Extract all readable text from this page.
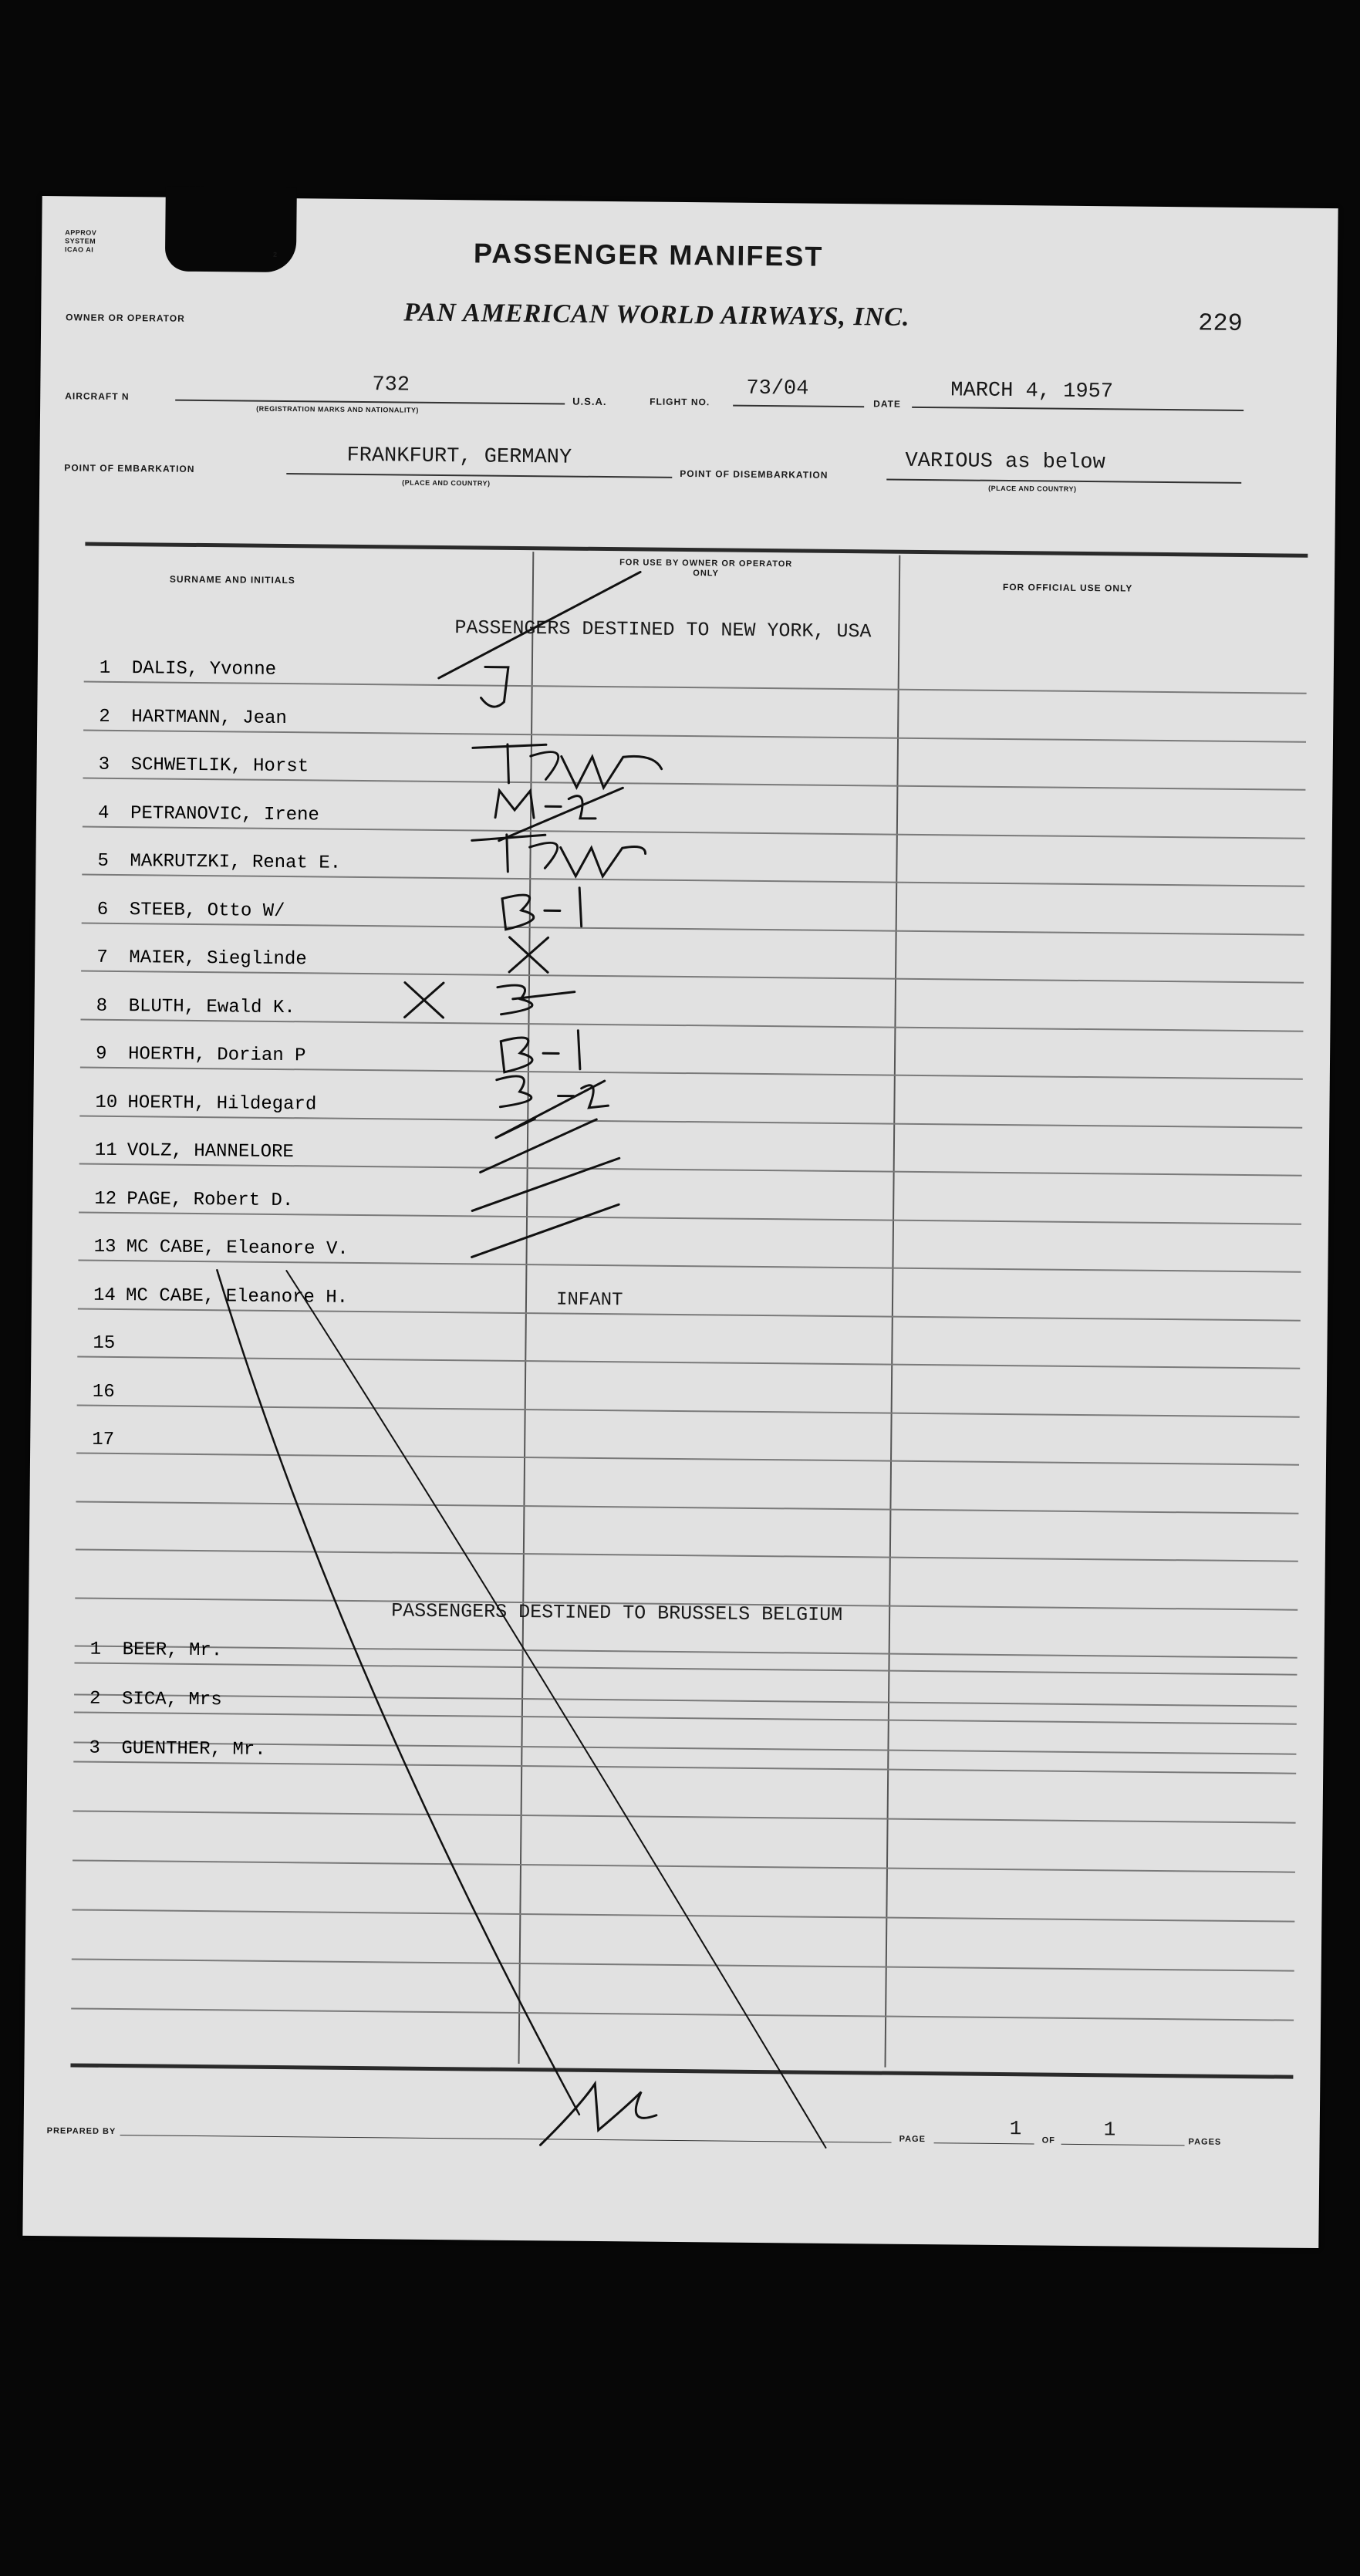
APPROV
SYSTEM
ICAO AI
2	PASSENGER MANIFEST
OWNER OR OPERATOR	PAN AMERICAN WORLD AIRWAYS, INC.	229
AIRCRAFT N	732
(REGISTRATION MARKS AND NATIONALITY)
U.S.A.	FLIGHT NO.
73/04
DATE
MARCH 4, 1957
POINT OF EMBARKATION	FRANKFURT, GERMANY
(PLACE AND COUNTRY)
POINT OF DISEMBARKATION	VARIOUS as below
(PLACE AND COUNTRY)
SURNAME AND INITIALS
FOR USE BY OWNER OR OPERATOR ONLY
FOR OFFICIAL USE ONLY
PASSENGERS DESTINED TO NEW YORK, USA
1 DALIS, Yvonne
2 HARTMANN, Jean
3 SCHWETLIK, Horst
4 PETRANOVIC, Irene
5 MAKRUTZKI, Renat E.
6 STEEB, Otto W/
7 MAIER, Sieglinde
8 BLUTH, Ewald K.
9 HOERTH, Dorian P
10 HOERTH, Hildegard
11 VOLZ, HANNELORE
12 PAGE, Robert D.
13 MC CABE, Eleanore V.
14 MC CABE, Eleanore H.	INFANT
15
16
17
1 BEER, Mr.
2 SICA, Mrs
3 GUENTHER, Mr.
PASSENGERS DESTINED TO BRUSSELS BELGIUM
PREPARED BY
PAGE	1
OF 1
PAGES
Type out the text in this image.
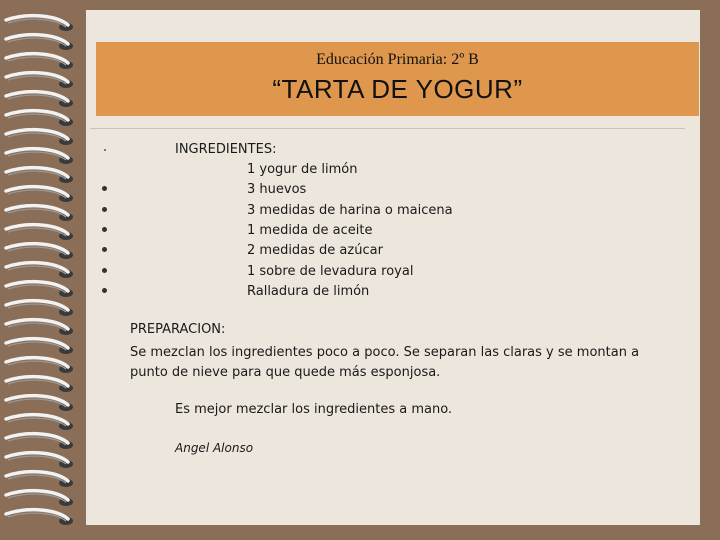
Educación Primaria: 2º B
“TARTA DE YOGUR”
INGREDIENTES:
1 yogur de limón
3 huevos
3 medidas de harina o maicena
1 medida de aceite
2 medidas de azúcar
1 sobre de levadura royal
Ralladura de limón
PREPARACION:
Se mezclan los ingredientes poco a poco. Se separan las claras y se montan a punto de nieve para que quede más esponjosa.
Es mejor mezclar los ingredientes a mano.
Angel Alonso
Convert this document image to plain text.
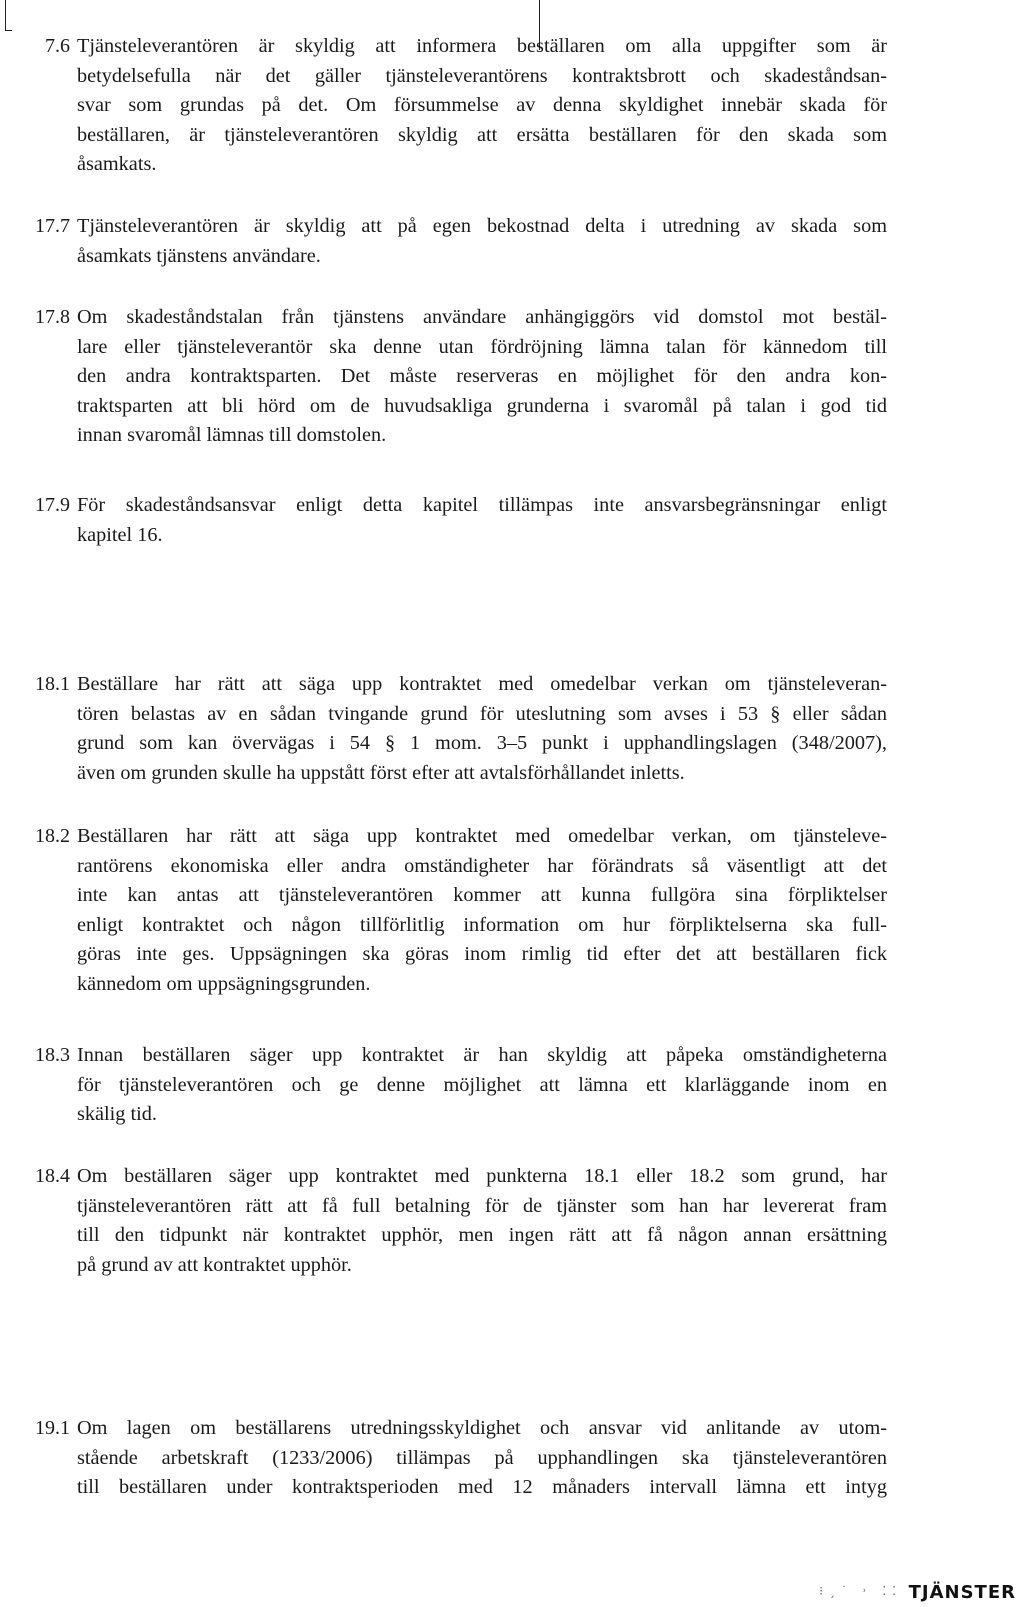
7.6 Tjänsteleverantören är skyldig att informera beställaren om alla uppgifter som är
betydelsefulla när det gäller tjänsteleverantörens kontraktsbrott och skadeståndsan-
svar som grundas på det. Om försummelse av denna skyldighet innebär skada för
beställaren, är tjänsteleverantören skyldig att ersätta beställaren för den skada som
åsamkats.
17.7 Tjänsteleverantören är skyldig att på egen bekostnad delta i utredning av skada som
åsamkats tjänstens användare.
17.8 Om skadeståndstalan från tjänstens användare anhängiggörs vid domstol mot bestäl-
lare eller tjänsteleverantör ska denne utan fördröjning lämna talan för kännedom till
den andra kontraktsparten. Det måste reserveras en möjlighet för den andra kon-
traktsparten att bli hörd om de huvudsakliga grunderna i svaromål på talan i god tid
innan svaromål lämnas till domstolen.
17.9 För skadeståndsansvar enligt detta kapitel tillämpas inte ansvarsbegränsningar enligt
kapitel 16.
18.1 Beställare har rätt att säga upp kontraktet med omedelbar verkan om tjänsteleveran-
tören belastas av en sådan tvingande grund för uteslutning som avses i 53 § eller sådan
grund som kan övervägas i 54 § 1 mom. 3–5 punkt i upphandlingslagen (348/2007),
även om grunden skulle ha uppstått först efter att avtalsförhållandet inletts.
18.2 Beställaren har rätt att säga upp kontraktet med omedelbar verkan, om tjänsteleve-
rantörens ekonomiska eller andra omständigheter har förändrats så väsentligt att det
inte kan antas att tjänsteleverantören kommer att kunna fullgöra sina förpliktelser
enligt kontraktet och någon tillförlitlig information om hur förpliktelserna ska full-
göras inte ges. Uppsägningen ska göras inom rimlig tid efter det att beställaren fick
kännedom om uppsägningsgrunden.
18.3 Innan beställaren säger upp kontraktet är han skyldig att påpeka omständigheterna
för tjänsteleverantören och ge denne möjlighet att lämna ett klarläggande inom en
skälig tid.
18.4 Om beställaren säger upp kontraktet med punkterna 18.1 eller 18.2 som grund, har
tjänsteleverantören rätt att få full betalning för de tjänster som han har levererat fram
till den tidpunkt när kontraktet upphör, men ingen rätt att få någon annan ersättning
på grund av att kontraktet upphör.
19.1 Om lagen om beställarens utredningsskyldighet och ansvar vid anlitande av utom-
stående arbetskraft (1233/2006) tillämpas på upphandlingen ska tjänsteleverantören
till beställaren under kontraktsperioden med 12 månaders intervall lämna ett intyg
⁝ˏ˙ ˒ ⁚⁚ TJÄNSTER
+++++
Print each entry shown above with exact wording and no pictures.

Extract all readable text from this page.
APPROV
SYSTEM
ICAO AI
2	PASSENGER MANIFEST
OWNER OR OPERATOR	PAN AMERICAN WORLD AIRWAYS, INC.	229
AIRCRAFT N	732
(REGISTRATION MARKS AND NATIONALITY)
U.S.A.	FLIGHT NO.
73/04
DATE
MARCH 4, 1957
POINT OF EMBARKATION	FRANKFURT, GERMANY
(PLACE AND COUNTRY)
POINT OF DISEMBARKATION	VARIOUS as below
(PLACE AND COUNTRY)
SURNAME AND INITIALS
FOR USE BY OWNER OR OPERATOR ONLY
FOR OFFICIAL USE ONLY
PASSENGERS DESTINED TO NEW YORK, USA
1 DALIS, Yvonne
2 HARTMANN, Jean
3 SCHWETLIK, Horst
4 PETRANOVIC, Irene
5 MAKRUTZKI, Renat E.
6 STEEB, Otto W/
7 MAIER, Sieglinde
8 BLUTH, Ewald K.
9 HOERTH, Dorian P
10 HOERTH, Hildegard
11 VOLZ, HANNELORE
12 PAGE, Robert D.
13 MC CABE, Eleanore V.
14 MC CABE, Eleanore H.	INFANT
15
16
17
1 BEER, Mr.
2 SICA, Mrs
3 GUENTHER, Mr.
PASSENGERS DESTINED TO BRUSSELS BELGIUM
PREPARED BY
PAGE	1
OF 1
PAGES
Type out the text in this image.
Educación Primaria: 2º B
“TARTA DE YOGUR”
INGREDIENTES:
1 yogur de limón
3 huevos
3 medidas de harina o maicena
1 medida de aceite
2 medidas de azúcar
1 sobre de levadura royal
Ralladura de limón
PREPARACION:
Se mezclan los ingredientes poco a poco. Se separan las claras y se montan a punto de nieve para que quede más esponjosa.
Es mejor mezclar los ingredientes a mano.
Angel Alonso
Convert this document image to plain text.
7.6 Tjänsteleverantören är skyldig att informera beställaren om alla uppgifter som är
betydelsefulla när det gäller tjänsteleverantörens kontraktsbrott och skadeståndsan-
svar som grundas på det. Om försummelse av denna skyldighet innebär skada för
beställaren, är tjänsteleverantören skyldig att ersätta beställaren för den skada som
åsamkats.
17.7 Tjänsteleverantören är skyldig att på egen bekostnad delta i utredning av skada som
åsamkats tjänstens användare.
17.8 Om skadeståndstalan från tjänstens användare anhängiggörs vid domstol mot bestäl-
lare eller tjänsteleverantör ska denne utan fördröjning lämna talan för kännedom till
den andra kontraktsparten. Det måste reserveras en möjlighet för den andra kon-
traktsparten att bli hörd om de huvudsakliga grunderna i svaromål på talan i god tid
innan svaromål lämnas till domstolen.
17.9 För skadeståndsansvar enligt detta kapitel tillämpas inte ansvarsbegränsningar enligt
kapitel 16.
18.1 Beställare har rätt att säga upp kontraktet med omedelbar verkan om tjänsteleveran-
tören belastas av en sådan tvingande grund för uteslutning som avses i 53 § eller sådan
grund som kan övervägas i 54 § 1 mom. 3–5 punkt i upphandlingslagen (348/2007),
även om grunden skulle ha uppstått först efter att avtalsförhållandet inletts.
18.2 Beställaren har rätt att säga upp kontraktet med omedelbar verkan, om tjänsteleve-
rantörens ekonomiska eller andra omständigheter har förändrats så väsentligt att det
inte kan antas att tjänsteleverantören kommer att kunna fullgöra sina förpliktelser
enligt kontraktet och någon tillförlitlig information om hur förpliktelserna ska full-
göras inte ges. Uppsägningen ska göras inom rimlig tid efter det att beställaren fick
kännedom om uppsägningsgrunden.
18.3 Innan beställaren säger upp kontraktet är han skyldig att påpeka omständigheterna
för tjänsteleverantören och ge denne möjlighet att lämna ett klarläggande inom en
skälig tid.
18.4 Om beställaren säger upp kontraktet med punkterna 18.1 eller 18.2 som grund, har
tjänsteleverantören rätt att få full betalning för de tjänster som han har levererat fram
till den tidpunkt när kontraktet upphör, men ingen rätt att få någon annan ersättning
på grund av att kontraktet upphör.
19.1 Om lagen om beställarens utredningsskyldighet och ansvar vid anlitande av utom-
stående arbetskraft (1233/2006) tillämpas på upphandlingen ska tjänsteleverantören
till beställaren under kontraktsperioden med 12 månaders intervall lämna ett intyg
⁝ˏ˙ ˒ ⁚⁚ TJÄNSTER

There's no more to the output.